Do this: Output all of the entries below precisely as written.

Data rows:

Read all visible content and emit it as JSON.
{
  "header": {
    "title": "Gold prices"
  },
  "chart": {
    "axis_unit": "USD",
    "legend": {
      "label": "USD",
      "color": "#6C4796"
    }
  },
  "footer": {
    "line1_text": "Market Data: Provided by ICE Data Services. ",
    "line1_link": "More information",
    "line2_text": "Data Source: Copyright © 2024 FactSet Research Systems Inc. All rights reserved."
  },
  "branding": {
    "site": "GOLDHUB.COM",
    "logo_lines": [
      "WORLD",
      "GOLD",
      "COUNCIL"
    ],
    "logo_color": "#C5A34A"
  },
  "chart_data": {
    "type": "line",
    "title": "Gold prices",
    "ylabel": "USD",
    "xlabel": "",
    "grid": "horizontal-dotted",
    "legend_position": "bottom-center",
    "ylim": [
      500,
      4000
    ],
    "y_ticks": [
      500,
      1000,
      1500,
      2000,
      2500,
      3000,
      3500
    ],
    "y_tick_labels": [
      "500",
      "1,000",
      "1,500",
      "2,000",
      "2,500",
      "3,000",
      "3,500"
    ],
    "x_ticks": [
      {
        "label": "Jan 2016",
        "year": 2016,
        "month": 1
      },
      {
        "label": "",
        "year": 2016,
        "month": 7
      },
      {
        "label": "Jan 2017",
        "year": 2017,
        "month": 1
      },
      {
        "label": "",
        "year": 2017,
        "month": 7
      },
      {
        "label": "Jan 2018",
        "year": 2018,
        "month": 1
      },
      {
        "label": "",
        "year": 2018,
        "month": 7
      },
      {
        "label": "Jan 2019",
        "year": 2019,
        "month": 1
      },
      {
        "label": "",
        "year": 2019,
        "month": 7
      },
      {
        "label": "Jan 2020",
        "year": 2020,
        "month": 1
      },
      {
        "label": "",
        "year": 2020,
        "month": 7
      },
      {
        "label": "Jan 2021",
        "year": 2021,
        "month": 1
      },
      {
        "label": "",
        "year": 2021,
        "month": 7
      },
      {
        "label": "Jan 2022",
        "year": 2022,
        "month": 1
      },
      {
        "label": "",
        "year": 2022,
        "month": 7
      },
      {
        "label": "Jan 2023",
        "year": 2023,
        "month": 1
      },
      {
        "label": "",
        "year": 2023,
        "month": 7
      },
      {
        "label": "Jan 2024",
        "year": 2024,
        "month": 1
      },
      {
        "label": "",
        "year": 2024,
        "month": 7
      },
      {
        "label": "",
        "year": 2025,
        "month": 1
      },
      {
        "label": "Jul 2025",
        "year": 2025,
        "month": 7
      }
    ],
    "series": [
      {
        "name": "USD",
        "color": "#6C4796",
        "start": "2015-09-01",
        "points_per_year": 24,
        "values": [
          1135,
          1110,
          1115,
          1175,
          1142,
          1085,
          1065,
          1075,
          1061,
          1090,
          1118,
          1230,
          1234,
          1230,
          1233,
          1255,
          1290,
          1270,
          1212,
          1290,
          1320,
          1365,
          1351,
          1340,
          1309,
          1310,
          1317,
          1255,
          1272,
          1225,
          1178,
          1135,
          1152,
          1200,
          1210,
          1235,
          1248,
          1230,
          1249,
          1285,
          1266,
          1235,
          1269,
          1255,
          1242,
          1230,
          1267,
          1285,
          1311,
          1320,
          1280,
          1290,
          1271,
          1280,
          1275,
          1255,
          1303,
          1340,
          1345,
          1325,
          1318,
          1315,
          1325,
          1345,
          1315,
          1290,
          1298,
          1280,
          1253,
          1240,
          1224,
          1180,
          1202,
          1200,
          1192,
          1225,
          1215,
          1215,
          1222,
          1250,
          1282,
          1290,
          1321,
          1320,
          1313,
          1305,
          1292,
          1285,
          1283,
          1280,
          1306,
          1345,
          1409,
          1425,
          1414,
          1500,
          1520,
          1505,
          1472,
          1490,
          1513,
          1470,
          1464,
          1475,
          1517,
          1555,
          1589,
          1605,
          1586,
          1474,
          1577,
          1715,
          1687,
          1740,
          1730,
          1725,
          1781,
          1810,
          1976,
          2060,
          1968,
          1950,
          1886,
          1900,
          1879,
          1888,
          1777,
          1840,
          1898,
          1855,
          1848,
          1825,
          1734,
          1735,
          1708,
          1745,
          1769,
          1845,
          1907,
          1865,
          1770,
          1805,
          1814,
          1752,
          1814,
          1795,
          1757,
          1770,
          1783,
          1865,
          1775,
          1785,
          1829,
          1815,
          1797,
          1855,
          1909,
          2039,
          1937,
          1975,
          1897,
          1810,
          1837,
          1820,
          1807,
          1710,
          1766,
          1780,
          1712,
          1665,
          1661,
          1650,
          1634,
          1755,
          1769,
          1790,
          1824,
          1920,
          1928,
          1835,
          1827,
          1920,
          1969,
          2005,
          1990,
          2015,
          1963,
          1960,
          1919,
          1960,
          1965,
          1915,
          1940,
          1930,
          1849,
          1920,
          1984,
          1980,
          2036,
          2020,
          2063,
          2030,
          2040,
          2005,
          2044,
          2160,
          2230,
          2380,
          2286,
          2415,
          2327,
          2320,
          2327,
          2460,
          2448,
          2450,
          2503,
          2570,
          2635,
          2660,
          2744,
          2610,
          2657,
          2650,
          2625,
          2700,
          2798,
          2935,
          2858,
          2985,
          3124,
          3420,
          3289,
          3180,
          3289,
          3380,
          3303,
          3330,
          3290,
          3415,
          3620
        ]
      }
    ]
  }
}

Answer in full:
Read all visible content and emit it as JSON.
{
  "header": {
    "title": "Gold prices"
  },
  "chart": {
    "axis_unit": "USD",
    "legend": {
      "label": "USD",
      "color": "#6C4796"
    }
  },
  "footer": {
    "line1_text": "Market Data: Provided by ICE Data Services. ",
    "line1_link": "More information",
    "line2_text": "Data Source: Copyright © 2024 FactSet Research Systems Inc. All rights reserved."
  },
  "branding": {
    "site": "GOLDHUB.COM",
    "logo_lines": [
      "WORLD",
      "GOLD",
      "COUNCIL"
    ],
    "logo_color": "#C5A34A"
  },
  "chart_data": {
    "type": "line",
    "title": "Gold prices",
    "ylabel": "USD",
    "xlabel": "",
    "grid": "horizontal-dotted",
    "legend_position": "bottom-center",
    "ylim": [
      500,
      4000
    ],
    "y_ticks": [
      500,
      1000,
      1500,
      2000,
      2500,
      3000,
      3500
    ],
    "y_tick_labels": [
      "500",
      "1,000",
      "1,500",
      "2,000",
      "2,500",
      "3,000",
      "3,500"
    ],
    "x_ticks": [
      {
        "label": "Jan 2016",
        "year": 2016,
        "month": 1
      },
      {
        "label": "",
        "year": 2016,
        "month": 7
      },
      {
        "label": "Jan 2017",
        "year": 2017,
        "month": 1
      },
      {
        "label": "",
        "year": 2017,
        "month": 7
      },
      {
        "label": "Jan 2018",
        "year": 2018,
        "month": 1
      },
      {
        "label": "",
        "year": 2018,
        "month": 7
      },
      {
        "label": "Jan 2019",
        "year": 2019,
        "month": 1
      },
      {
        "label": "",
        "year": 2019,
        "month": 7
      },
      {
        "label": "Jan 2020",
        "year": 2020,
        "month": 1
      },
      {
        "label": "",
        "year": 2020,
        "month": 7
      },
      {
        "label": "Jan 2021",
        "year": 2021,
        "month": 1
      },
      {
        "label": "",
        "year": 2021,
        "month": 7
      },
      {
        "label": "Jan 2022",
        "year": 2022,
        "month": 1
      },
      {
        "label": "",
        "year": 2022,
        "month": 7
      },
      {
        "label": "Jan 2023",
        "year": 2023,
        "month": 1
      },
      {
        "label": "",
        "year": 2023,
        "month": 7
      },
      {
        "label": "Jan 2024",
        "year": 2024,
        "month": 1
      },
      {
        "label": "",
        "year": 2024,
        "month": 7
      },
      {
        "label": "",
        "year": 2025,
        "month": 1
      },
      {
        "label": "Jul 2025",
        "year": 2025,
        "month": 7
      }
    ],
    "series": [
      {
        "name": "USD",
        "color": "#6C4796",
        "start": "2015-09-01",
        "points_per_year": 24,
        "values": [
          1135,
          1110,
          1115,
          1175,
          1142,
          1085,
          1065,
          1075,
          1061,
          1090,
          1118,
          1230,
          1234,
          1230,
          1233,
          1255,
          1290,
          1270,
          1212,
          1290,
          1320,
          1365,
          1351,
          1340,
          1309,
          1310,
          1317,
          1255,
          1272,
          1225,
          1178,
          1135,
          1152,
          1200,
          1210,
          1235,
          1248,
          1230,
          1249,
          1285,
          1266,
          1235,
          1269,
          1255,
          1242,
          1230,
          1267,
          1285,
          1311,
          1320,
          1280,
          1290,
          1271,
          1280,
          1275,
          1255,
          1303,
          1340,
          1345,
          1325,
          1318,
          1315,
          1325,
          1345,
          1315,
          1290,
          1298,
          1280,
          1253,
          1240,
          1224,
          1180,
          1202,
          1200,
          1192,
          1225,
          1215,
          1215,
          1222,
          1250,
          1282,
          1290,
          1321,
          1320,
          1313,
          1305,
          1292,
          1285,
          1283,
          1280,
          1306,
          1345,
          1409,
          1425,
          1414,
          1500,
          1520,
          1505,
          1472,
          1490,
          1513,
          1470,
          1464,
          1475,
          1517,
          1555,
          1589,
          1605,
          1586,
          1474,
          1577,
          1715,
          1687,
          1740,
          1730,
          1725,
          1781,
          1810,
          1976,
          2060,
          1968,
          1950,
          1886,
          1900,
          1879,
          1888,
          1777,
          1840,
          1898,
          1855,
          1848,
          1825,
          1734,
          1735,
          1708,
          1745,
          1769,
          1845,
          1907,
          1865,
          1770,
          1805,
          1814,
          1752,
          1814,
          1795,
          1757,
          1770,
          1783,
          1865,
          1775,
          1785,
          1829,
          1815,
          1797,
          1855,
          1909,
          2039,
          1937,
          1975,
          1897,
          1810,
          1837,
          1820,
          1807,
          1710,
          1766,
          1780,
          1712,
          1665,
          1661,
          1650,
          1634,
          1755,
          1769,
          1790,
          1824,
          1920,
          1928,
          1835,
          1827,
          1920,
          1969,
          2005,
          1990,
          2015,
          1963,
          1960,
          1919,
          1960,
          1965,
          1915,
          1940,
          1930,
          1849,
          1920,
          1984,
          1980,
          2036,
          2020,
          2063,
          2030,
          2040,
          2005,
          2044,
          2160,
          2230,
          2380,
          2286,
          2415,
          2327,
          2320,
          2327,
          2460,
          2448,
          2450,
          2503,
          2570,
          2635,
          2660,
          2744,
          2610,
          2657,
          2650,
          2625,
          2700,
          2798,
          2935,
          2858,
          2985,
          3124,
          3420,
          3289,
          3180,
          3289,
          3380,
          3303,
          3330,
          3290,
          3415,
          3620
        ]
      }
    ]
  }
}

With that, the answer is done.